Structured figure records:
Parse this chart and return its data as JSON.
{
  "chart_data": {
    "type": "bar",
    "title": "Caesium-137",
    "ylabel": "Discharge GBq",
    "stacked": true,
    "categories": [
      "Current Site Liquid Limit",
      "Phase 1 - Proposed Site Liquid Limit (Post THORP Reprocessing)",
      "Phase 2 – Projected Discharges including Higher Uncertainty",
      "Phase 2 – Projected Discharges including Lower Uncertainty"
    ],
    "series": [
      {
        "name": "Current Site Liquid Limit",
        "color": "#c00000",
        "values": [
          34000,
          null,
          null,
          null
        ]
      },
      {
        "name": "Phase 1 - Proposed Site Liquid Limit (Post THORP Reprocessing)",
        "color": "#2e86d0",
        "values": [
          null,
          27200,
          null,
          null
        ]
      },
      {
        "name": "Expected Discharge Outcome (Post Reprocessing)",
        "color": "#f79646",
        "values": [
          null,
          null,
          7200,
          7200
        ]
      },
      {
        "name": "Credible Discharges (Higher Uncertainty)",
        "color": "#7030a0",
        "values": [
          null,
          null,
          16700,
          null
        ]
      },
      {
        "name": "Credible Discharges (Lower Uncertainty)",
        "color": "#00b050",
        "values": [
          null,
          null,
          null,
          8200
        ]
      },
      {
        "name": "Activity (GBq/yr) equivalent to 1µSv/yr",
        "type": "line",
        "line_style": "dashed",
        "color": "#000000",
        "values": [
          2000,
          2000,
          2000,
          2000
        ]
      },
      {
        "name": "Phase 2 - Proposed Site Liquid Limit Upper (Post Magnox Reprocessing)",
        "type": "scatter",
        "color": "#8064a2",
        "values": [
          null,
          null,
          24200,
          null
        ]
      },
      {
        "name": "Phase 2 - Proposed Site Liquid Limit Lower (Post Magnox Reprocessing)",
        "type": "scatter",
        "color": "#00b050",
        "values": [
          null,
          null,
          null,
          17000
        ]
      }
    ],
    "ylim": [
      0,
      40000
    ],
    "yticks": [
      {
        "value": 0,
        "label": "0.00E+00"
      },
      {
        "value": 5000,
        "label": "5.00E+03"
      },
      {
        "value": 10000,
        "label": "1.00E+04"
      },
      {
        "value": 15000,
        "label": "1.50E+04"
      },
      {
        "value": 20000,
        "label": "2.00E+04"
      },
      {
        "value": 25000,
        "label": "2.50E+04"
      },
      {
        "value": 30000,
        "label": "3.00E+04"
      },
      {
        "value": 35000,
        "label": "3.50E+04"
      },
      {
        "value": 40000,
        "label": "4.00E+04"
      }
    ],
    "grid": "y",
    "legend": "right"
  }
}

Problem details:
Reproduce the records above exactly as they appear.

Exercise output:
Parse this chart and return its data as JSON.
{
  "chart_data": {
    "type": "bar",
    "title": "Caesium-137",
    "ylabel": "Discharge GBq",
    "stacked": true,
    "categories": [
      "Current Site Liquid Limit",
      "Phase 1 - Proposed Site Liquid Limit (Post THORP Reprocessing)",
      "Phase 2 – Projected Discharges including Higher Uncertainty",
      "Phase 2 – Projected Discharges including Lower Uncertainty"
    ],
    "series": [
      {
        "name": "Current Site Liquid Limit",
        "color": "#c00000",
        "values": [
          34000,
          null,
          null,
          null
        ]
      },
      {
        "name": "Phase 1 - Proposed Site Liquid Limit (Post THORP Reprocessing)",
        "color": "#2e86d0",
        "values": [
          null,
          27200,
          null,
          null
        ]
      },
      {
        "name": "Expected Discharge Outcome (Post Reprocessing)",
        "color": "#f79646",
        "values": [
          null,
          null,
          7200,
          7200
        ]
      },
      {
        "name": "Credible Discharges (Higher Uncertainty)",
        "color": "#7030a0",
        "values": [
          null,
          null,
          16700,
          null
        ]
      },
      {
        "name": "Credible Discharges (Lower Uncertainty)",
        "color": "#00b050",
        "values": [
          null,
          null,
          null,
          8200
        ]
      },
      {
        "name": "Activity (GBq/yr) equivalent to 1µSv/yr",
        "type": "line",
        "line_style": "dashed",
        "color": "#000000",
        "values": [
          2000,
          2000,
          2000,
          2000
        ]
      },
      {
        "name": "Phase 2 - Proposed Site Liquid Limit Upper (Post Magnox Reprocessing)",
        "type": "scatter",
        "color": "#8064a2",
        "values": [
          null,
          null,
          24200,
          null
        ]
      },
      {
        "name": "Phase 2 - Proposed Site Liquid Limit Lower (Post Magnox Reprocessing)",
        "type": "scatter",
        "color": "#00b050",
        "values": [
          null,
          null,
          null,
          17000
        ]
      }
    ],
    "ylim": [
      0,
      40000
    ],
    "yticks": [
      {
        "value": 0,
        "label": "0.00E+00"
      },
      {
        "value": 5000,
        "label": "5.00E+03"
      },
      {
        "value": 10000,
        "label": "1.00E+04"
      },
      {
        "value": 15000,
        "label": "1.50E+04"
      },
      {
        "value": 20000,
        "label": "2.00E+04"
      },
      {
        "value": 25000,
        "label": "2.50E+04"
      },
      {
        "value": 30000,
        "label": "3.00E+04"
      },
      {
        "value": 35000,
        "label": "3.50E+04"
      },
      {
        "value": 40000,
        "label": "4.00E+04"
      }
    ],
    "grid": "y",
    "legend": "right"
  }
}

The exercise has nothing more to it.